__SHORT TASK__.
Images embedded in the records are excluded; print everything else exactly as given.

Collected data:
--------------------

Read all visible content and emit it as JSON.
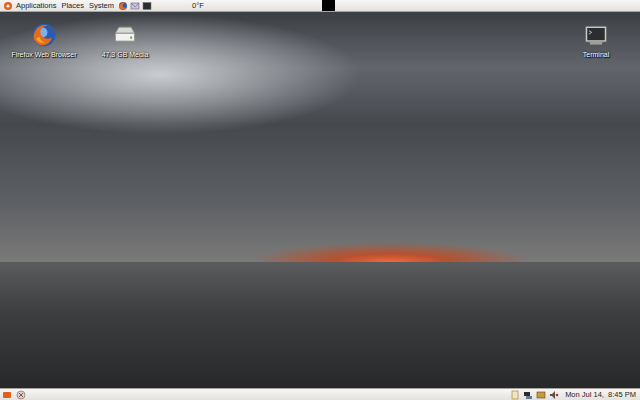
{
  "top_panel": {
    "menus": [
      {
        "label": "Applications"
      },
      {
        "label": "Places"
      },
      {
        "label": "System"
      }
    ],
    "weather": "0°F"
  },
  "desktop": {
    "icons": [
      {
        "label": "Firefox Web Browser",
        "kind": "firefox"
      },
      {
        "label": "47.3 GB Media",
        "kind": "drive"
      },
      {
        "label": "Terminal",
        "kind": "terminal"
      }
    ]
  },
  "bottom_panel": {
    "clock": "Mon Jul 14,  8:45 PM"
  }
}
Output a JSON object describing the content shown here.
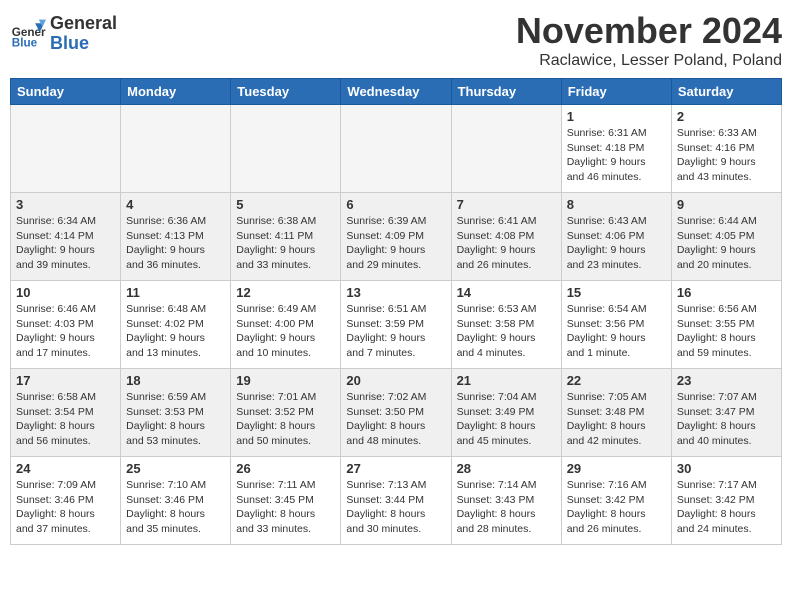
{
  "header": {
    "logo": {
      "line1": "General",
      "line2": "Blue"
    },
    "month": "November 2024",
    "location": "Raclawice, Lesser Poland, Poland"
  },
  "weekdays": [
    "Sunday",
    "Monday",
    "Tuesday",
    "Wednesday",
    "Thursday",
    "Friday",
    "Saturday"
  ],
  "weeks": [
    [
      {
        "day": "",
        "info": ""
      },
      {
        "day": "",
        "info": ""
      },
      {
        "day": "",
        "info": ""
      },
      {
        "day": "",
        "info": ""
      },
      {
        "day": "",
        "info": ""
      },
      {
        "day": "1",
        "info": "Sunrise: 6:31 AM\nSunset: 4:18 PM\nDaylight: 9 hours\nand 46 minutes."
      },
      {
        "day": "2",
        "info": "Sunrise: 6:33 AM\nSunset: 4:16 PM\nDaylight: 9 hours\nand 43 minutes."
      }
    ],
    [
      {
        "day": "3",
        "info": "Sunrise: 6:34 AM\nSunset: 4:14 PM\nDaylight: 9 hours\nand 39 minutes."
      },
      {
        "day": "4",
        "info": "Sunrise: 6:36 AM\nSunset: 4:13 PM\nDaylight: 9 hours\nand 36 minutes."
      },
      {
        "day": "5",
        "info": "Sunrise: 6:38 AM\nSunset: 4:11 PM\nDaylight: 9 hours\nand 33 minutes."
      },
      {
        "day": "6",
        "info": "Sunrise: 6:39 AM\nSunset: 4:09 PM\nDaylight: 9 hours\nand 29 minutes."
      },
      {
        "day": "7",
        "info": "Sunrise: 6:41 AM\nSunset: 4:08 PM\nDaylight: 9 hours\nand 26 minutes."
      },
      {
        "day": "8",
        "info": "Sunrise: 6:43 AM\nSunset: 4:06 PM\nDaylight: 9 hours\nand 23 minutes."
      },
      {
        "day": "9",
        "info": "Sunrise: 6:44 AM\nSunset: 4:05 PM\nDaylight: 9 hours\nand 20 minutes."
      }
    ],
    [
      {
        "day": "10",
        "info": "Sunrise: 6:46 AM\nSunset: 4:03 PM\nDaylight: 9 hours\nand 17 minutes."
      },
      {
        "day": "11",
        "info": "Sunrise: 6:48 AM\nSunset: 4:02 PM\nDaylight: 9 hours\nand 13 minutes."
      },
      {
        "day": "12",
        "info": "Sunrise: 6:49 AM\nSunset: 4:00 PM\nDaylight: 9 hours\nand 10 minutes."
      },
      {
        "day": "13",
        "info": "Sunrise: 6:51 AM\nSunset: 3:59 PM\nDaylight: 9 hours\nand 7 minutes."
      },
      {
        "day": "14",
        "info": "Sunrise: 6:53 AM\nSunset: 3:58 PM\nDaylight: 9 hours\nand 4 minutes."
      },
      {
        "day": "15",
        "info": "Sunrise: 6:54 AM\nSunset: 3:56 PM\nDaylight: 9 hours\nand 1 minute."
      },
      {
        "day": "16",
        "info": "Sunrise: 6:56 AM\nSunset: 3:55 PM\nDaylight: 8 hours\nand 59 minutes."
      }
    ],
    [
      {
        "day": "17",
        "info": "Sunrise: 6:58 AM\nSunset: 3:54 PM\nDaylight: 8 hours\nand 56 minutes."
      },
      {
        "day": "18",
        "info": "Sunrise: 6:59 AM\nSunset: 3:53 PM\nDaylight: 8 hours\nand 53 minutes."
      },
      {
        "day": "19",
        "info": "Sunrise: 7:01 AM\nSunset: 3:52 PM\nDaylight: 8 hours\nand 50 minutes."
      },
      {
        "day": "20",
        "info": "Sunrise: 7:02 AM\nSunset: 3:50 PM\nDaylight: 8 hours\nand 48 minutes."
      },
      {
        "day": "21",
        "info": "Sunrise: 7:04 AM\nSunset: 3:49 PM\nDaylight: 8 hours\nand 45 minutes."
      },
      {
        "day": "22",
        "info": "Sunrise: 7:05 AM\nSunset: 3:48 PM\nDaylight: 8 hours\nand 42 minutes."
      },
      {
        "day": "23",
        "info": "Sunrise: 7:07 AM\nSunset: 3:47 PM\nDaylight: 8 hours\nand 40 minutes."
      }
    ],
    [
      {
        "day": "24",
        "info": "Sunrise: 7:09 AM\nSunset: 3:46 PM\nDaylight: 8 hours\nand 37 minutes."
      },
      {
        "day": "25",
        "info": "Sunrise: 7:10 AM\nSunset: 3:46 PM\nDaylight: 8 hours\nand 35 minutes."
      },
      {
        "day": "26",
        "info": "Sunrise: 7:11 AM\nSunset: 3:45 PM\nDaylight: 8 hours\nand 33 minutes."
      },
      {
        "day": "27",
        "info": "Sunrise: 7:13 AM\nSunset: 3:44 PM\nDaylight: 8 hours\nand 30 minutes."
      },
      {
        "day": "28",
        "info": "Sunrise: 7:14 AM\nSunset: 3:43 PM\nDaylight: 8 hours\nand 28 minutes."
      },
      {
        "day": "29",
        "info": "Sunrise: 7:16 AM\nSunset: 3:42 PM\nDaylight: 8 hours\nand 26 minutes."
      },
      {
        "day": "30",
        "info": "Sunrise: 7:17 AM\nSunset: 3:42 PM\nDaylight: 8 hours\nand 24 minutes."
      }
    ]
  ]
}
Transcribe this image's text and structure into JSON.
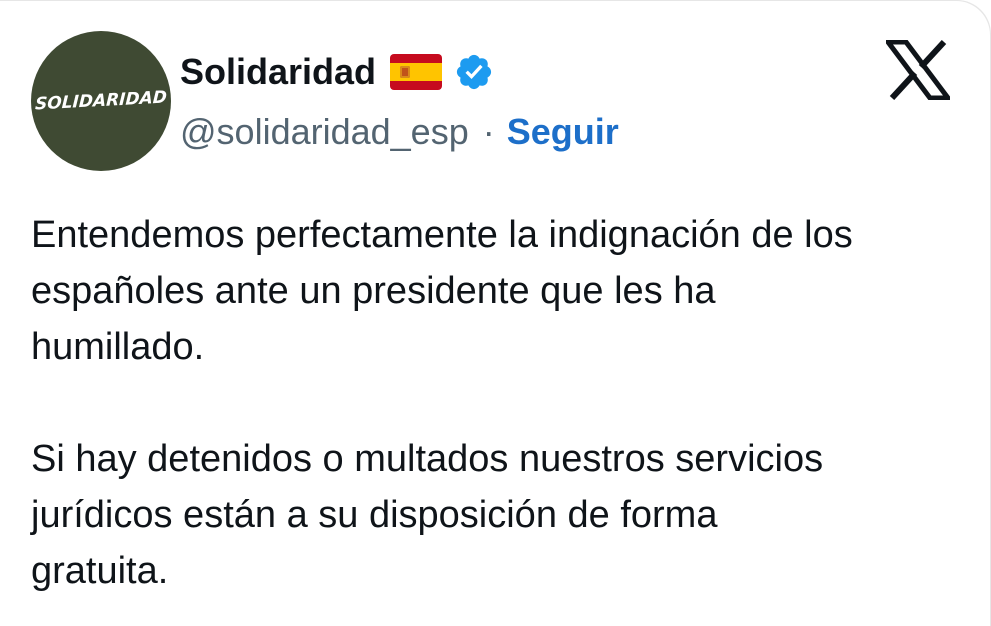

--------------------

__IN RESPONSE__.
Read all visible content and emit it as JSON.
{
  "top_panel": {
    "menus": [
      {
        "label": "Applications"
      },
      {
        "label": "Places"
      },
      {
        "label": "System"
      }
    ],
    "weather": "0°F"
  },
  "desktop": {
    "icons": [
      {
        "label": "Firefox Web Browser",
        "kind": "firefox"
      },
      {
        "label": "47.3 GB Media",
        "kind": "drive"
      },
      {
        "label": "Terminal",
        "kind": "terminal"
      }
    ]
  },
  "bottom_panel": {
    "clock": "Mon Jul 14,  8:45 PM"
  }
}
Output a JSON object describing the content shown here.
{
  "header": {
    "logo": {
      "line1": "General",
      "line2": "Blue"
    },
    "month": "November 2024",
    "location": "Raclawice, Lesser Poland, Poland"
  },
  "weekdays": [
    "Sunday",
    "Monday",
    "Tuesday",
    "Wednesday",
    "Thursday",
    "Friday",
    "Saturday"
  ],
  "weeks": [
    [
      {
        "day": "",
        "info": ""
      },
      {
        "day": "",
        "info": ""
      },
      {
        "day": "",
        "info": ""
      },
      {
        "day": "",
        "info": ""
      },
      {
        "day": "",
        "info": ""
      },
      {
        "day": "1",
        "info": "Sunrise: 6:31 AM\nSunset: 4:18 PM\nDaylight: 9 hours\nand 46 minutes."
      },
      {
        "day": "2",
        "info": "Sunrise: 6:33 AM\nSunset: 4:16 PM\nDaylight: 9 hours\nand 43 minutes."
      }
    ],
    [
      {
        "day": "3",
        "info": "Sunrise: 6:34 AM\nSunset: 4:14 PM\nDaylight: 9 hours\nand 39 minutes."
      },
      {
        "day": "4",
        "info": "Sunrise: 6:36 AM\nSunset: 4:13 PM\nDaylight: 9 hours\nand 36 minutes."
      },
      {
        "day": "5",
        "info": "Sunrise: 6:38 AM\nSunset: 4:11 PM\nDaylight: 9 hours\nand 33 minutes."
      },
      {
        "day": "6",
        "info": "Sunrise: 6:39 AM\nSunset: 4:09 PM\nDaylight: 9 hours\nand 29 minutes."
      },
      {
        "day": "7",
        "info": "Sunrise: 6:41 AM\nSunset: 4:08 PM\nDaylight: 9 hours\nand 26 minutes."
      },
      {
        "day": "8",
        "info": "Sunrise: 6:43 AM\nSunset: 4:06 PM\nDaylight: 9 hours\nand 23 minutes."
      },
      {
        "day": "9",
        "info": "Sunrise: 6:44 AM\nSunset: 4:05 PM\nDaylight: 9 hours\nand 20 minutes."
      }
    ],
    [
      {
        "day": "10",
        "info": "Sunrise: 6:46 AM\nSunset: 4:03 PM\nDaylight: 9 hours\nand 17 minutes."
      },
      {
        "day": "11",
        "info": "Sunrise: 6:48 AM\nSunset: 4:02 PM\nDaylight: 9 hours\nand 13 minutes."
      },
      {
        "day": "12",
        "info": "Sunrise: 6:49 AM\nSunset: 4:00 PM\nDaylight: 9 hours\nand 10 minutes."
      },
      {
        "day": "13",
        "info": "Sunrise: 6:51 AM\nSunset: 3:59 PM\nDaylight: 9 hours\nand 7 minutes."
      },
      {
        "day": "14",
        "info": "Sunrise: 6:53 AM\nSunset: 3:58 PM\nDaylight: 9 hours\nand 4 minutes."
      },
      {
        "day": "15",
        "info": "Sunrise: 6:54 AM\nSunset: 3:56 PM\nDaylight: 9 hours\nand 1 minute."
      },
      {
        "day": "16",
        "info": "Sunrise: 6:56 AM\nSunset: 3:55 PM\nDaylight: 8 hours\nand 59 minutes."
      }
    ],
    [
      {
        "day": "17",
        "info": "Sunrise: 6:58 AM\nSunset: 3:54 PM\nDaylight: 8 hours\nand 56 minutes."
      },
      {
        "day": "18",
        "info": "Sunrise: 6:59 AM\nSunset: 3:53 PM\nDaylight: 8 hours\nand 53 minutes."
      },
      {
        "day": "19",
        "info": "Sunrise: 7:01 AM\nSunset: 3:52 PM\nDaylight: 8 hours\nand 50 minutes."
      },
      {
        "day": "20",
        "info": "Sunrise: 7:02 AM\nSunset: 3:50 PM\nDaylight: 8 hours\nand 48 minutes."
      },
      {
        "day": "21",
        "info": "Sunrise: 7:04 AM\nSunset: 3:49 PM\nDaylight: 8 hours\nand 45 minutes."
      },
      {
        "day": "22",
        "info": "Sunrise: 7:05 AM\nSunset: 3:48 PM\nDaylight: 8 hours\nand 42 minutes."
      },
      {
        "day": "23",
        "info": "Sunrise: 7:07 AM\nSunset: 3:47 PM\nDaylight: 8 hours\nand 40 minutes."
      }
    ],
    [
      {
        "day": "24",
        "info": "Sunrise: 7:09 AM\nSunset: 3:46 PM\nDaylight: 8 hours\nand 37 minutes."
      },
      {
        "day": "25",
        "info": "Sunrise: 7:10 AM\nSunset: 3:46 PM\nDaylight: 8 hours\nand 35 minutes."
      },
      {
        "day": "26",
        "info": "Sunrise: 7:11 AM\nSunset: 3:45 PM\nDaylight: 8 hours\nand 33 minutes."
      },
      {
        "day": "27",
        "info": "Sunrise: 7:13 AM\nSunset: 3:44 PM\nDaylight: 8 hours\nand 30 minutes."
      },
      {
        "day": "28",
        "info": "Sunrise: 7:14 AM\nSunset: 3:43 PM\nDaylight: 8 hours\nand 28 minutes."
      },
      {
        "day": "29",
        "info": "Sunrise: 7:16 AM\nSunset: 3:42 PM\nDaylight: 8 hours\nand 26 minutes."
      },
      {
        "day": "30",
        "info": "Sunrise: 7:17 AM\nSunset: 3:42 PM\nDaylight: 8 hours\nand 24 minutes."
      }
    ]
  ]
}
Transcribe this image's text and structure into JSON.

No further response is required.